### Exercise requirements
Write the records below out in full, character for character, with no pictures.

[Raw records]
————
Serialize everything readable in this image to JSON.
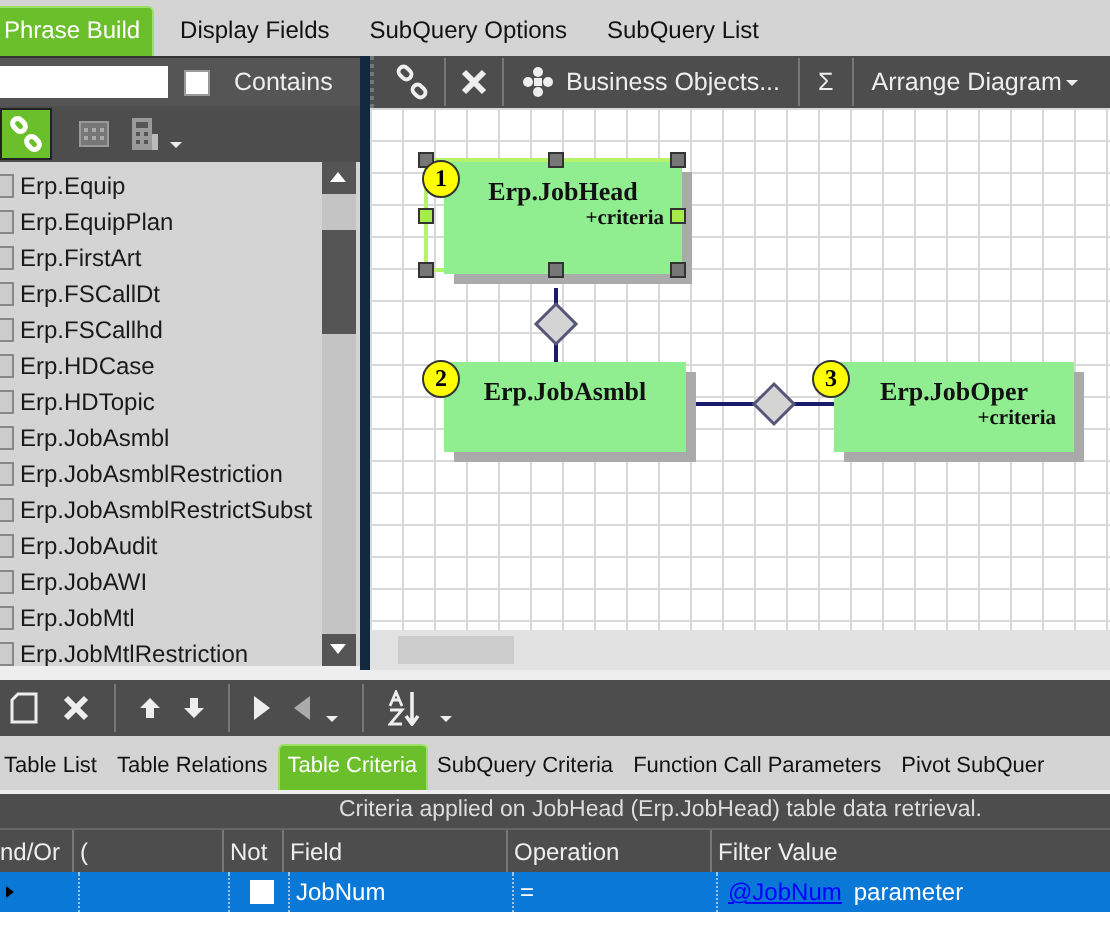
{
  "top_tabs": [
    {
      "label": "Phrase Build",
      "selected": true
    },
    {
      "label": "Display Fields",
      "selected": false
    },
    {
      "label": "SubQuery Options",
      "selected": false
    },
    {
      "label": "SubQuery List",
      "selected": false
    }
  ],
  "contains": {
    "label": "Contains",
    "checked": false
  },
  "table_list": [
    "Erp.Equip",
    "Erp.EquipPlan",
    "Erp.FirstArt",
    "Erp.FSCallDt",
    "Erp.FSCallhd",
    "Erp.HDCase",
    "Erp.HDTopic",
    "Erp.JobAsmbl",
    "Erp.JobAsmblRestriction",
    "Erp.JobAsmblRestrictSubst",
    "Erp.JobAudit",
    "Erp.JobAWI",
    "Erp.JobMtl",
    "Erp.JobMtlRestriction"
  ],
  "diagram_toolbar": {
    "business_objects": "Business Objects...",
    "sum": "Σ",
    "arrange": "Arrange Diagram"
  },
  "diagram": {
    "nodes": [
      {
        "number": "1",
        "name": "Erp.JobHead",
        "criteria": "+criteria",
        "selected": true
      },
      {
        "number": "2",
        "name": "Erp.JobAsmbl",
        "selected": false
      },
      {
        "number": "3",
        "name": "Erp.JobOper",
        "criteria": "+criteria",
        "selected": false
      }
    ]
  },
  "bottom_tabs": [
    {
      "label": "Table List",
      "selected": false
    },
    {
      "label": "Table Relations",
      "selected": false
    },
    {
      "label": "Table Criteria",
      "selected": true
    },
    {
      "label": "SubQuery Criteria",
      "selected": false
    },
    {
      "label": "Function Call Parameters",
      "selected": false
    },
    {
      "label": "Pivot SubQuer",
      "selected": false
    }
  ],
  "criteria_caption": "Criteria applied on JobHead (Erp.JobHead)  table data retrieval.",
  "table": {
    "columns": [
      "nd/Or",
      "(",
      "Not",
      "Field",
      "Operation",
      "Filter Value"
    ],
    "rows": [
      {
        "selected": true,
        "not": false,
        "field": "JobNum",
        "operation": "=",
        "filter_link": "@JobNum",
        "filter_text": "parameter"
      }
    ]
  }
}
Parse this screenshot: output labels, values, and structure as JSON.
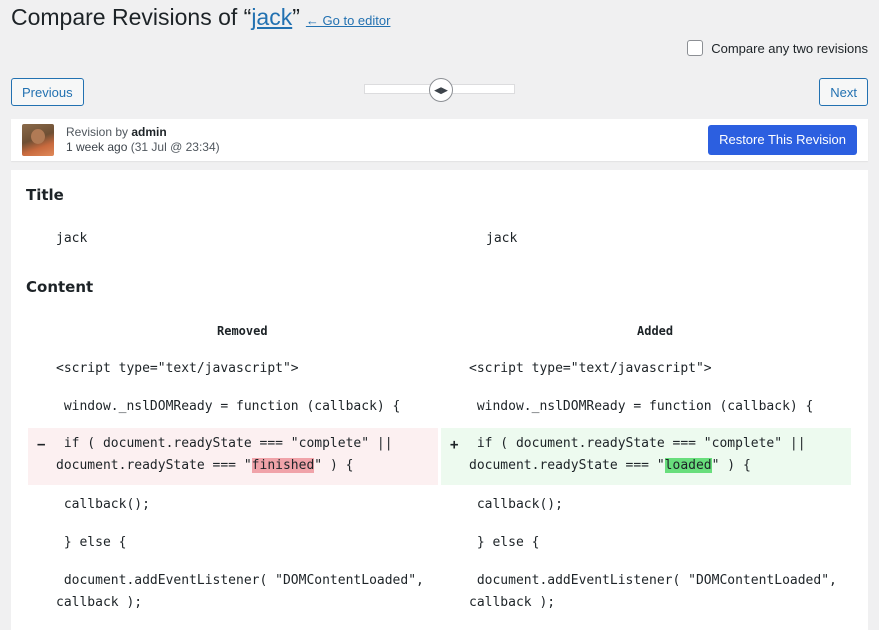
{
  "header": {
    "title_prefix": "Compare Revisions of “",
    "title_link": "jack",
    "title_suffix": "”",
    "goto_editor": "← Go to editor"
  },
  "compare_two": {
    "label": "Compare any two revisions",
    "checked": false
  },
  "nav": {
    "previous": "Previous",
    "next": "Next"
  },
  "revision": {
    "by_prefix": "Revision by ",
    "author": "admin",
    "time": "1 week ago",
    "date": "(31 Jul @ 23:34)",
    "restore": "Restore This Revision"
  },
  "title_section": {
    "heading": "Title",
    "left": "jack",
    "right": "jack"
  },
  "content_section": {
    "heading": "Content",
    "removed_label": "Removed",
    "added_label": "Added",
    "lines": [
      {
        "left": "<script type=\"text/javascript\">",
        "right": "<script type=\"text/javascript\">"
      },
      {
        "left": " window._nslDOMReady = function (callback) {",
        "right": " window._nslDOMReady = function (callback) {"
      },
      {
        "left": " callback();",
        "right": " callback();"
      },
      {
        "left": " } else {",
        "right": " } else {"
      },
      {
        "left": " document.addEventListener( \"DOMContentLoaded\",",
        "right": " document.addEventListener( \"DOMContentLoaded\","
      },
      {
        "left": "callback );",
        "right": "callback );"
      }
    ],
    "changed": {
      "minus": "−",
      "plus": "+",
      "del_line1": " if ( document.readyState === \"complete\" ||",
      "del_line2_pre": "document.readyState === \"",
      "del_word": "finished",
      "del_line2_post": "\" ) {",
      "add_line1": " if ( document.readyState === \"complete\" ||",
      "add_line2_pre": "document.readyState === \"",
      "add_word": "loaded",
      "add_line2_post": "\" ) {"
    }
  },
  "colors": {
    "primary": "#2c5fe0",
    "link": "#2271b1",
    "removed_bg": "#fcf0f1",
    "added_bg": "#edfaef"
  }
}
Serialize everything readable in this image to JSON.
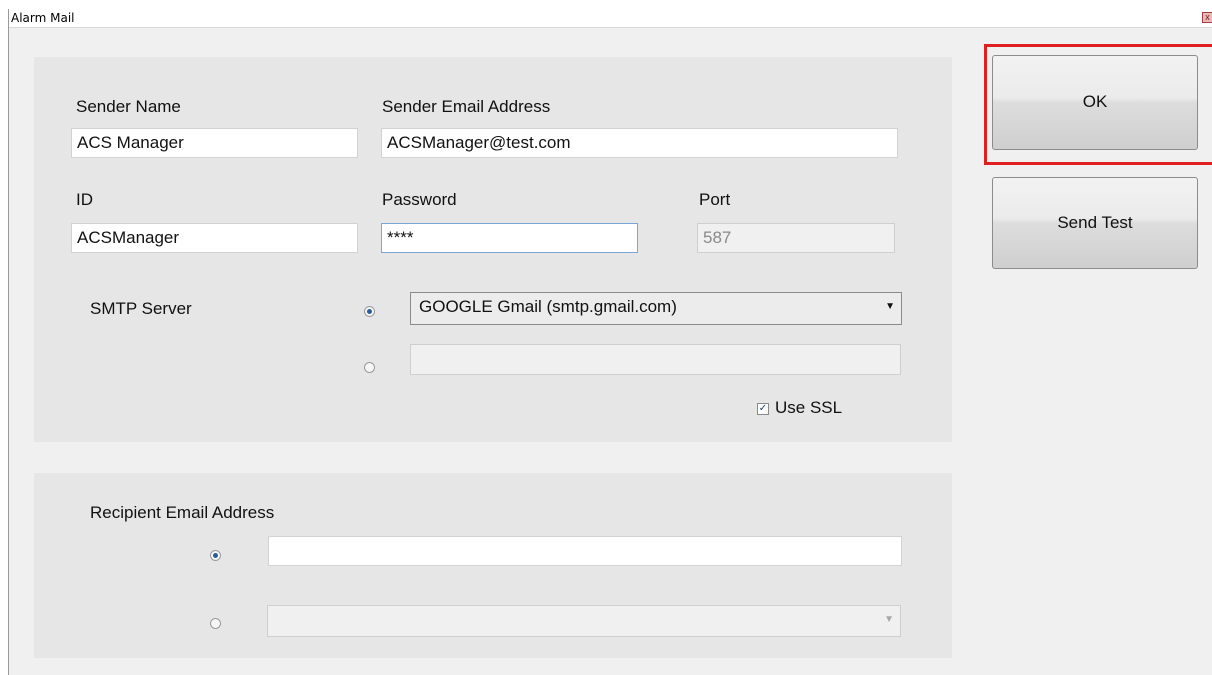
{
  "window": {
    "title": "Alarm Mail",
    "close_icon": "close-icon",
    "close_glyph": "x"
  },
  "sender": {
    "name_label": "Sender Name",
    "name_value": "ACS Manager",
    "email_label": "Sender Email Address",
    "email_value": "ACSManager@test.com",
    "id_label": "ID",
    "id_value": "ACSManager",
    "password_label": "Password",
    "password_value": "****",
    "port_label": "Port",
    "port_value": "587"
  },
  "smtp": {
    "label": "SMTP Server",
    "preset_selected": true,
    "preset_value": "GOOGLE Gmail (smtp.gmail.com)",
    "custom_value": "",
    "use_ssl_label": "Use SSL",
    "use_ssl_checked": true
  },
  "recipient": {
    "label": "Recipient Email Address",
    "manual_selected": true,
    "manual_value": "",
    "list_value": ""
  },
  "buttons": {
    "ok": "OK",
    "send_test": "Send Test"
  },
  "colors": {
    "highlight": "#e02020",
    "radio_dot": "#2a5d9a"
  }
}
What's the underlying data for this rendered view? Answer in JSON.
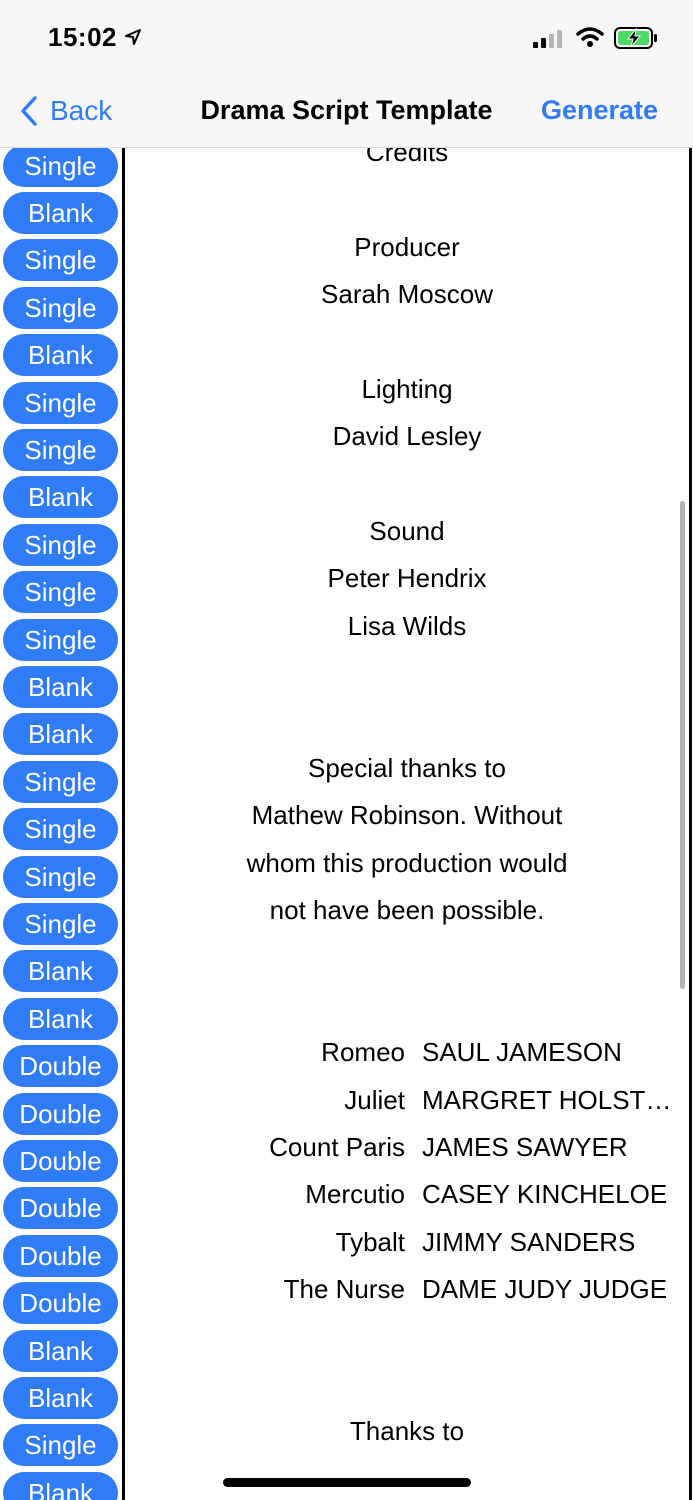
{
  "status_bar": {
    "time": "15:02"
  },
  "nav": {
    "back_label": "Back",
    "title": "Drama Script Template",
    "action_label": "Generate"
  },
  "line_types": [
    "Single",
    "Blank",
    "Single",
    "Single",
    "Blank",
    "Single",
    "Single",
    "Blank",
    "Single",
    "Single",
    "Single",
    "Blank",
    "Blank",
    "Single",
    "Single",
    "Single",
    "Single",
    "Blank",
    "Blank",
    "Double",
    "Double",
    "Double",
    "Double",
    "Double",
    "Double",
    "Blank",
    "Blank",
    "Single",
    "Blank"
  ],
  "script": {
    "credits": "Credits",
    "producer_heading": "Producer",
    "producer_name": "Sarah Moscow",
    "lighting_heading": "Lighting",
    "lighting_name": "David Lesley",
    "sound_heading": "Sound",
    "sound_name_1": "Peter Hendrix",
    "sound_name_2": "Lisa Wilds",
    "special_thanks": [
      "Special thanks to",
      "Mathew Robinson. Without",
      "whom this production would",
      "not have been possible."
    ],
    "cast": [
      {
        "role": "Romeo",
        "actor": "SAUL JAMESON"
      },
      {
        "role": "Juliet",
        "actor": "MARGRET HOLSTEIN"
      },
      {
        "role": "Count Paris",
        "actor": "JAMES SAWYER"
      },
      {
        "role": "Mercutio",
        "actor": "CASEY KINCHELOE"
      },
      {
        "role": "Tybalt",
        "actor": "JIMMY SANDERS"
      },
      {
        "role": "The Nurse",
        "actor": "DAME JUDY JUDGE"
      }
    ],
    "thanks_to": "Thanks to"
  }
}
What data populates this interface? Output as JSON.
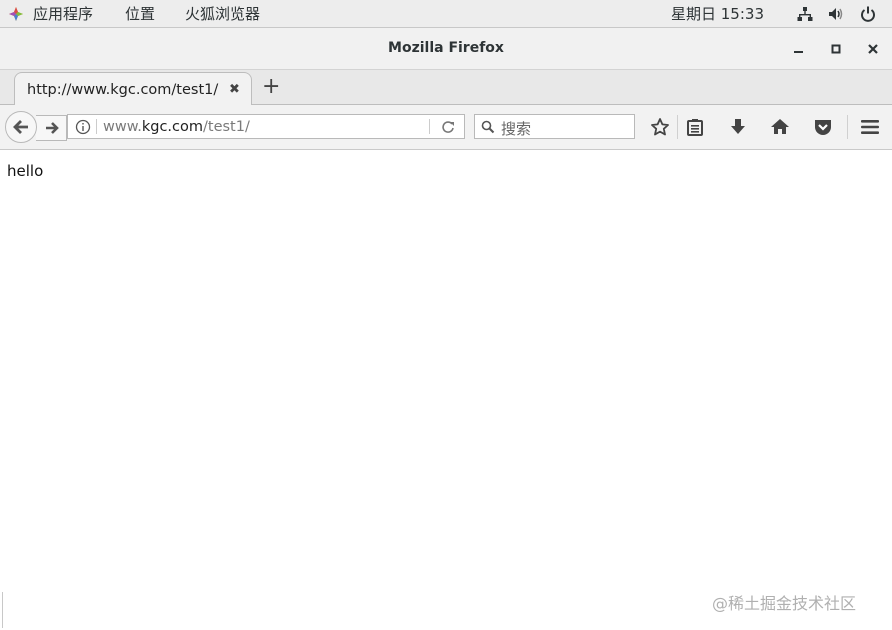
{
  "system_bar": {
    "menus": [
      "应用程序",
      "位置",
      "火狐浏览器"
    ],
    "clock": "星期日 15:33",
    "tray_icons": [
      "network-icon",
      "volume-icon",
      "power-icon"
    ]
  },
  "window": {
    "title": "Mozilla Firefox",
    "controls": [
      "minimize",
      "maximize",
      "close"
    ]
  },
  "tabs": [
    {
      "label": "http://www.kgc.com/test1/",
      "active": true
    }
  ],
  "new_tab_label": "+",
  "tab_close_glyph": "✖",
  "navbar": {
    "url_prefix": "www.",
    "url_domain": "kgc.com",
    "url_path": "/test1/",
    "search_placeholder": "搜索"
  },
  "content": {
    "text": "hello"
  },
  "watermark": "@稀土掘金技术社区"
}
————
### Answer to this problem
Serialize everything readable in this image to JSON.
{
  "top_tabs": [
    {
      "label": "Phrase Build",
      "selected": true
    },
    {
      "label": "Display Fields",
      "selected": false
    },
    {
      "label": "SubQuery Options",
      "selected": false
    },
    {
      "label": "SubQuery List",
      "selected": false
    }
  ],
  "contains": {
    "label": "Contains",
    "checked": false
  },
  "table_list": [
    "Erp.Equip",
    "Erp.EquipPlan",
    "Erp.FirstArt",
    "Erp.FSCallDt",
    "Erp.FSCallhd",
    "Erp.HDCase",
    "Erp.HDTopic",
    "Erp.JobAsmbl",
    "Erp.JobAsmblRestriction",
    "Erp.JobAsmblRestrictSubst",
    "Erp.JobAudit",
    "Erp.JobAWI",
    "Erp.JobMtl",
    "Erp.JobMtlRestriction"
  ],
  "diagram_toolbar": {
    "business_objects": "Business Objects...",
    "sum": "Σ",
    "arrange": "Arrange Diagram"
  },
  "diagram": {
    "nodes": [
      {
        "number": "1",
        "name": "Erp.JobHead",
        "criteria": "+criteria",
        "selected": true
      },
      {
        "number": "2",
        "name": "Erp.JobAsmbl",
        "selected": false
      },
      {
        "number": "3",
        "name": "Erp.JobOper",
        "criteria": "+criteria",
        "selected": false
      }
    ]
  },
  "bottom_tabs": [
    {
      "label": "Table List",
      "selected": false
    },
    {
      "label": "Table Relations",
      "selected": false
    },
    {
      "label": "Table Criteria",
      "selected": true
    },
    {
      "label": "SubQuery Criteria",
      "selected": false
    },
    {
      "label": "Function Call Parameters",
      "selected": false
    },
    {
      "label": "Pivot SubQuer",
      "selected": false
    }
  ],
  "criteria_caption": "Criteria applied on JobHead (Erp.JobHead)  table data retrieval.",
  "table": {
    "columns": [
      "nd/Or",
      "(",
      "Not",
      "Field",
      "Operation",
      "Filter Value"
    ],
    "rows": [
      {
        "selected": true,
        "not": false,
        "field": "JobNum",
        "operation": "=",
        "filter_link": "@JobNum",
        "filter_text": "parameter"
      }
    ]
  }
}
Parse this screenshot: output labels, values, and structure as JSON.
{
  "header": {
    "title_prefix": "Compare Revisions of “",
    "title_link": "jack",
    "title_suffix": "”",
    "goto_editor": "← Go to editor"
  },
  "compare_two": {
    "label": "Compare any two revisions",
    "checked": false
  },
  "nav": {
    "previous": "Previous",
    "next": "Next"
  },
  "revision": {
    "by_prefix": "Revision by ",
    "author": "admin",
    "time": "1 week ago",
    "date": "(31 Jul @ 23:34)",
    "restore": "Restore This Revision"
  },
  "title_section": {
    "heading": "Title",
    "left": "jack",
    "right": "jack"
  },
  "content_section": {
    "heading": "Content",
    "removed_label": "Removed",
    "added_label": "Added",
    "lines": [
      {
        "left": "<script type=\"text/javascript\">",
        "right": "<script type=\"text/javascript\">"
      },
      {
        "left": " window._nslDOMReady = function (callback) {",
        "right": " window._nslDOMReady = function (callback) {"
      },
      {
        "left": " callback();",
        "right": " callback();"
      },
      {
        "left": " } else {",
        "right": " } else {"
      },
      {
        "left": " document.addEventListener( \"DOMContentLoaded\",",
        "right": " document.addEventListener( \"DOMContentLoaded\","
      },
      {
        "left": "callback );",
        "right": "callback );"
      }
    ],
    "changed": {
      "minus": "−",
      "plus": "+",
      "del_line1": " if ( document.readyState === \"complete\" ||",
      "del_line2_pre": "document.readyState === \"",
      "del_word": "finished",
      "del_line2_post": "\" ) {",
      "add_line1": " if ( document.readyState === \"complete\" ||",
      "add_line2_pre": "document.readyState === \"",
      "add_word": "loaded",
      "add_line2_post": "\" ) {"
    }
  },
  "colors": {
    "primary": "#2c5fe0",
    "link": "#2271b1",
    "removed_bg": "#fcf0f1",
    "added_bg": "#edfaef"
  }
}
Serialize everything readable in this image to JSON.
{
  "window": {
    "title": "Alarm Mail",
    "close_icon": "close-icon",
    "close_glyph": "x"
  },
  "sender": {
    "name_label": "Sender Name",
    "name_value": "ACS Manager",
    "email_label": "Sender Email Address",
    "email_value": "ACSManager@test.com",
    "id_label": "ID",
    "id_value": "ACSManager",
    "password_label": "Password",
    "password_value": "****",
    "port_label": "Port",
    "port_value": "587"
  },
  "smtp": {
    "label": "SMTP Server",
    "preset_selected": true,
    "preset_value": "GOOGLE Gmail (smtp.gmail.com)",
    "custom_value": "",
    "use_ssl_label": "Use SSL",
    "use_ssl_checked": true
  },
  "recipient": {
    "label": "Recipient Email Address",
    "manual_selected": true,
    "manual_value": "",
    "list_value": ""
  },
  "buttons": {
    "ok": "OK",
    "send_test": "Send Test"
  },
  "colors": {
    "highlight": "#e02020",
    "radio_dot": "#2a5d9a"
  }
}
What's the underlying data for this rendered view? Answer in JSON.
{
  "status_bar": {
    "time": "15:02"
  },
  "nav": {
    "back_label": "Back",
    "title": "Drama Script Template",
    "action_label": "Generate"
  },
  "line_types": [
    "Single",
    "Blank",
    "Single",
    "Single",
    "Blank",
    "Single",
    "Single",
    "Blank",
    "Single",
    "Single",
    "Single",
    "Blank",
    "Blank",
    "Single",
    "Single",
    "Single",
    "Single",
    "Blank",
    "Blank",
    "Double",
    "Double",
    "Double",
    "Double",
    "Double",
    "Double",
    "Blank",
    "Blank",
    "Single",
    "Blank"
  ],
  "script": {
    "credits": "Credits",
    "producer_heading": "Producer",
    "producer_name": "Sarah Moscow",
    "lighting_heading": "Lighting",
    "lighting_name": "David Lesley",
    "sound_heading": "Sound",
    "sound_name_1": "Peter Hendrix",
    "sound_name_2": "Lisa Wilds",
    "special_thanks": [
      "Special thanks to",
      "Mathew Robinson. Without",
      "whom this production would",
      "not have been possible."
    ],
    "cast": [
      {
        "role": "Romeo",
        "actor": "SAUL JAMESON"
      },
      {
        "role": "Juliet",
        "actor": "MARGRET HOLSTEIN"
      },
      {
        "role": "Count Paris",
        "actor": "JAMES SAWYER"
      },
      {
        "role": "Mercutio",
        "actor": "CASEY KINCHELOE"
      },
      {
        "role": "Tybalt",
        "actor": "JIMMY SANDERS"
      },
      {
        "role": "The Nurse",
        "actor": "DAME JUDY JUDGE"
      }
    ],
    "thanks_to": "Thanks to"
  }
}
What data populates this interface? Output as JSON.
{
  "system_bar": {
    "menus": [
      "应用程序",
      "位置",
      "火狐浏览器"
    ],
    "clock": "星期日 15:33",
    "tray_icons": [
      "network-icon",
      "volume-icon",
      "power-icon"
    ]
  },
  "window": {
    "title": "Mozilla Firefox",
    "controls": [
      "minimize",
      "maximize",
      "close"
    ]
  },
  "tabs": [
    {
      "label": "http://www.kgc.com/test1/",
      "active": true
    }
  ],
  "new_tab_label": "+",
  "tab_close_glyph": "✖",
  "navbar": {
    "url_prefix": "www.",
    "url_domain": "kgc.com",
    "url_path": "/test1/",
    "search_placeholder": "搜索"
  },
  "content": {
    "text": "hello"
  },
  "watermark": "@稀土掘金技术社区"
}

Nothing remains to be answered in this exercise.